_Your task_. Retype the data below without altering anything.

_Extracted entries_.
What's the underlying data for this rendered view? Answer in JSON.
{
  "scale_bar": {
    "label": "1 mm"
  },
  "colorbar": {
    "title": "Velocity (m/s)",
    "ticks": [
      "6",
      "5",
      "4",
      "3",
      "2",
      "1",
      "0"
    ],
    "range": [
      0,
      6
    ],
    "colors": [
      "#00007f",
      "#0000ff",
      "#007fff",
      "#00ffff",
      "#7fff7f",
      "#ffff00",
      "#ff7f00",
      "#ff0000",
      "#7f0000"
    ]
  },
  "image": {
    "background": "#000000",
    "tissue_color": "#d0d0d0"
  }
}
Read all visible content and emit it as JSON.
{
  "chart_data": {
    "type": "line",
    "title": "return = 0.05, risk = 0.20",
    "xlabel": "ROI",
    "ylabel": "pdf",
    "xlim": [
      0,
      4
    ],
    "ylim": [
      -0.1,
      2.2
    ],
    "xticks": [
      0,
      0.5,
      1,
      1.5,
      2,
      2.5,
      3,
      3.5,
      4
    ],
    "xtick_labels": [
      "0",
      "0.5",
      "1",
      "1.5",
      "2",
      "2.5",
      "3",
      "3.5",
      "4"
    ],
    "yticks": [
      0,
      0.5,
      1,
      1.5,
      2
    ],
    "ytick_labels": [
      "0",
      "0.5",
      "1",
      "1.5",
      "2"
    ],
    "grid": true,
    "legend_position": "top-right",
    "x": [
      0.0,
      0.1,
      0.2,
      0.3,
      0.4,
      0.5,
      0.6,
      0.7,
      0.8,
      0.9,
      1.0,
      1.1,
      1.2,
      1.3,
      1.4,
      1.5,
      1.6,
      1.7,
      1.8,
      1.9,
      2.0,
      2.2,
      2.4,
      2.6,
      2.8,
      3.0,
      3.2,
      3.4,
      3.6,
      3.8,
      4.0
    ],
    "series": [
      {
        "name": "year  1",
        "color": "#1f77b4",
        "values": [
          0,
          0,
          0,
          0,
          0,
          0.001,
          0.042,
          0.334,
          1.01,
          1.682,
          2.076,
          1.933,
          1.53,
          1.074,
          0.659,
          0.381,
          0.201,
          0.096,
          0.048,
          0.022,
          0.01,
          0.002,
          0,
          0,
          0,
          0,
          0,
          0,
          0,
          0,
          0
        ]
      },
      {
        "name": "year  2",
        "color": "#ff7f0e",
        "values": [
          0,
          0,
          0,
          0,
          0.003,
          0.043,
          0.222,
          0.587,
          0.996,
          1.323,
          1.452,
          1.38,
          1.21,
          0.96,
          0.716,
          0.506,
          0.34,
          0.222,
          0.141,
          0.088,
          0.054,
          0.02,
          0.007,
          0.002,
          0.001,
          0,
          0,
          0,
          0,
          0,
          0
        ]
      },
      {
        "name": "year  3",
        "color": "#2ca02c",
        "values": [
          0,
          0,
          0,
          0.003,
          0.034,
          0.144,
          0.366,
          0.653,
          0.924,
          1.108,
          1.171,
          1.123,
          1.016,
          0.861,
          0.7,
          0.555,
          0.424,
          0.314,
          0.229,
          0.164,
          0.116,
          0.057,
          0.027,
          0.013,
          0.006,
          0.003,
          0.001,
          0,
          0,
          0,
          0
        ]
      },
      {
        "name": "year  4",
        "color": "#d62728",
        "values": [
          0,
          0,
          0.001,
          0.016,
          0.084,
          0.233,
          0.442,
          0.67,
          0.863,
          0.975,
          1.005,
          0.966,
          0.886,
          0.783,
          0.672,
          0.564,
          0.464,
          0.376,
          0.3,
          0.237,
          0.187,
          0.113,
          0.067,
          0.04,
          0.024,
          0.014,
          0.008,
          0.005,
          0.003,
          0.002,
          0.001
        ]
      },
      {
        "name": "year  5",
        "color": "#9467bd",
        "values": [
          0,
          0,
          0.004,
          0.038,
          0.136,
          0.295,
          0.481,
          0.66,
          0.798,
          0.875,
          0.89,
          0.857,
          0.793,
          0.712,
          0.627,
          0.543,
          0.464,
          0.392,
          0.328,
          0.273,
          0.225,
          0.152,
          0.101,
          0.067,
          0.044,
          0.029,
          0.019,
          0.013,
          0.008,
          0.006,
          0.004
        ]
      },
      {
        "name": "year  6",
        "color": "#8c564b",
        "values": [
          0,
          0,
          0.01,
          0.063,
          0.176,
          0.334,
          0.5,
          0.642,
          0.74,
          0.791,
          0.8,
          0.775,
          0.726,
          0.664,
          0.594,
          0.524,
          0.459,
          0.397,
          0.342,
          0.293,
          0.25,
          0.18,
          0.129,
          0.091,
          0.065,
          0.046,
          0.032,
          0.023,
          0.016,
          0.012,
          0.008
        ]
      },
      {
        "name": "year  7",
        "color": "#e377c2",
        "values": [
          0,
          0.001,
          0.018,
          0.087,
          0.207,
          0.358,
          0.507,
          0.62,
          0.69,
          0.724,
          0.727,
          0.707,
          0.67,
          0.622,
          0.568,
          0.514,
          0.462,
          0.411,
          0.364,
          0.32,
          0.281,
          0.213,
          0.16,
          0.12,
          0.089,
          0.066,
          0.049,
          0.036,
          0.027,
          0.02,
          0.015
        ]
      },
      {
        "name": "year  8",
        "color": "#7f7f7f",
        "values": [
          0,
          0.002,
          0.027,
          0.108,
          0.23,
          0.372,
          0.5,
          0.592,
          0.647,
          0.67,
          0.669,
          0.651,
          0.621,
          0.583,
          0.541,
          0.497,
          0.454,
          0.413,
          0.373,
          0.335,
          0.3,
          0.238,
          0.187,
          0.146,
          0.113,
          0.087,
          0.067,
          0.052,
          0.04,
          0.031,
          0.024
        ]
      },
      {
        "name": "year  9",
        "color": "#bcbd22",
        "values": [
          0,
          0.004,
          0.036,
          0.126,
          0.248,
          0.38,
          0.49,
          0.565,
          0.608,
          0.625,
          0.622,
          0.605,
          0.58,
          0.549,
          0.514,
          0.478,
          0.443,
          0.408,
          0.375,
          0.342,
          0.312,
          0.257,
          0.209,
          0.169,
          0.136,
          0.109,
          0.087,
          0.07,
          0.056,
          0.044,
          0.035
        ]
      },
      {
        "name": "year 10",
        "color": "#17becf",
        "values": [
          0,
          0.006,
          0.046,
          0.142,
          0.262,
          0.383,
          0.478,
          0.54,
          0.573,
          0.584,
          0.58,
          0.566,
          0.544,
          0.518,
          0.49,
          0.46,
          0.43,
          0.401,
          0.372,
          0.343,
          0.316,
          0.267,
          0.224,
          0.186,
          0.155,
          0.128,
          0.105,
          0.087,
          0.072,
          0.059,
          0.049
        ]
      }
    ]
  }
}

_Result_.
What's the underlying data for this rendered view? Answer in JSON.
{
  "scale_bar": {
    "label": "1 mm"
  },
  "colorbar": {
    "title": "Velocity (m/s)",
    "ticks": [
      "6",
      "5",
      "4",
      "3",
      "2",
      "1",
      "0"
    ],
    "range": [
      0,
      6
    ],
    "colors": [
      "#00007f",
      "#0000ff",
      "#007fff",
      "#00ffff",
      "#7fff7f",
      "#ffff00",
      "#ff7f00",
      "#ff0000",
      "#7f0000"
    ]
  },
  "image": {
    "background": "#000000",
    "tissue_color": "#d0d0d0"
  }
}
Read all visible content and emit it as JSON.
{
  "chart_data": {
    "type": "line",
    "title": "return = 0.05, risk = 0.20",
    "xlabel": "ROI",
    "ylabel": "pdf",
    "xlim": [
      0,
      4
    ],
    "ylim": [
      -0.1,
      2.2
    ],
    "xticks": [
      0,
      0.5,
      1,
      1.5,
      2,
      2.5,
      3,
      3.5,
      4
    ],
    "xtick_labels": [
      "0",
      "0.5",
      "1",
      "1.5",
      "2",
      "2.5",
      "3",
      "3.5",
      "4"
    ],
    "yticks": [
      0,
      0.5,
      1,
      1.5,
      2
    ],
    "ytick_labels": [
      "0",
      "0.5",
      "1",
      "1.5",
      "2"
    ],
    "grid": true,
    "legend_position": "top-right",
    "x": [
      0.0,
      0.1,
      0.2,
      0.3,
      0.4,
      0.5,
      0.6,
      0.7,
      0.8,
      0.9,
      1.0,
      1.1,
      1.2,
      1.3,
      1.4,
      1.5,
      1.6,
      1.7,
      1.8,
      1.9,
      2.0,
      2.2,
      2.4,
      2.6,
      2.8,
      3.0,
      3.2,
      3.4,
      3.6,
      3.8,
      4.0
    ],
    "series": [
      {
        "name": "year  1",
        "color": "#1f77b4",
        "values": [
          0,
          0,
          0,
          0,
          0,
          0.001,
          0.042,
          0.334,
          1.01,
          1.682,
          2.076,
          1.933,
          1.53,
          1.074,
          0.659,
          0.381,
          0.201,
          0.096,
          0.048,
          0.022,
          0.01,
          0.002,
          0,
          0,
          0,
          0,
          0,
          0,
          0,
          0,
          0
        ]
      },
      {
        "name": "year  2",
        "color": "#ff7f0e",
        "values": [
          0,
          0,
          0,
          0,
          0.003,
          0.043,
          0.222,
          0.587,
          0.996,
          1.323,
          1.452,
          1.38,
          1.21,
          0.96,
          0.716,
          0.506,
          0.34,
          0.222,
          0.141,
          0.088,
          0.054,
          0.02,
          0.007,
          0.002,
          0.001,
          0,
          0,
          0,
          0,
          0,
          0
        ]
      },
      {
        "name": "year  3",
        "color": "#2ca02c",
        "values": [
          0,
          0,
          0,
          0.003,
          0.034,
          0.144,
          0.366,
          0.653,
          0.924,
          1.108,
          1.171,
          1.123,
          1.016,
          0.861,
          0.7,
          0.555,
          0.424,
          0.314,
          0.229,
          0.164,
          0.116,
          0.057,
          0.027,
          0.013,
          0.006,
          0.003,
          0.001,
          0,
          0,
          0,
          0
        ]
      },
      {
        "name": "year  4",
        "color": "#d62728",
        "values": [
          0,
          0,
          0.001,
          0.016,
          0.084,
          0.233,
          0.442,
          0.67,
          0.863,
          0.975,
          1.005,
          0.966,
          0.886,
          0.783,
          0.672,
          0.564,
          0.464,
          0.376,
          0.3,
          0.237,
          0.187,
          0.113,
          0.067,
          0.04,
          0.024,
          0.014,
          0.008,
          0.005,
          0.003,
          0.002,
          0.001
        ]
      },
      {
        "name": "year  5",
        "color": "#9467bd",
        "values": [
          0,
          0,
          0.004,
          0.038,
          0.136,
          0.295,
          0.481,
          0.66,
          0.798,
          0.875,
          0.89,
          0.857,
          0.793,
          0.712,
          0.627,
          0.543,
          0.464,
          0.392,
          0.328,
          0.273,
          0.225,
          0.152,
          0.101,
          0.067,
          0.044,
          0.029,
          0.019,
          0.013,
          0.008,
          0.006,
          0.004
        ]
      },
      {
        "name": "year  6",
        "color": "#8c564b",
        "values": [
          0,
          0,
          0.01,
          0.063,
          0.176,
          0.334,
          0.5,
          0.642,
          0.74,
          0.791,
          0.8,
          0.775,
          0.726,
          0.664,
          0.594,
          0.524,
          0.459,
          0.397,
          0.342,
          0.293,
          0.25,
          0.18,
          0.129,
          0.091,
          0.065,
          0.046,
          0.032,
          0.023,
          0.016,
          0.012,
          0.008
        ]
      },
      {
        "name": "year  7",
        "color": "#e377c2",
        "values": [
          0,
          0.001,
          0.018,
          0.087,
          0.207,
          0.358,
          0.507,
          0.62,
          0.69,
          0.724,
          0.727,
          0.707,
          0.67,
          0.622,
          0.568,
          0.514,
          0.462,
          0.411,
          0.364,
          0.32,
          0.281,
          0.213,
          0.16,
          0.12,
          0.089,
          0.066,
          0.049,
          0.036,
          0.027,
          0.02,
          0.015
        ]
      },
      {
        "name": "year  8",
        "color": "#7f7f7f",
        "values": [
          0,
          0.002,
          0.027,
          0.108,
          0.23,
          0.372,
          0.5,
          0.592,
          0.647,
          0.67,
          0.669,
          0.651,
          0.621,
          0.583,
          0.541,
          0.497,
          0.454,
          0.413,
          0.373,
          0.335,
          0.3,
          0.238,
          0.187,
          0.146,
          0.113,
          0.087,
          0.067,
          0.052,
          0.04,
          0.031,
          0.024
        ]
      },
      {
        "name": "year  9",
        "color": "#bcbd22",
        "values": [
          0,
          0.004,
          0.036,
          0.126,
          0.248,
          0.38,
          0.49,
          0.565,
          0.608,
          0.625,
          0.622,
          0.605,
          0.58,
          0.549,
          0.514,
          0.478,
          0.443,
          0.408,
          0.375,
          0.342,
          0.312,
          0.257,
          0.209,
          0.169,
          0.136,
          0.109,
          0.087,
          0.07,
          0.056,
          0.044,
          0.035
        ]
      },
      {
        "name": "year 10",
        "color": "#17becf",
        "values": [
          0,
          0.006,
          0.046,
          0.142,
          0.262,
          0.383,
          0.478,
          0.54,
          0.573,
          0.584,
          0.58,
          0.566,
          0.544,
          0.518,
          0.49,
          0.46,
          0.43,
          0.401,
          0.372,
          0.343,
          0.316,
          0.267,
          0.224,
          0.186,
          0.155,
          0.128,
          0.105,
          0.087,
          0.072,
          0.059,
          0.049
        ]
      }
    ]
  }
}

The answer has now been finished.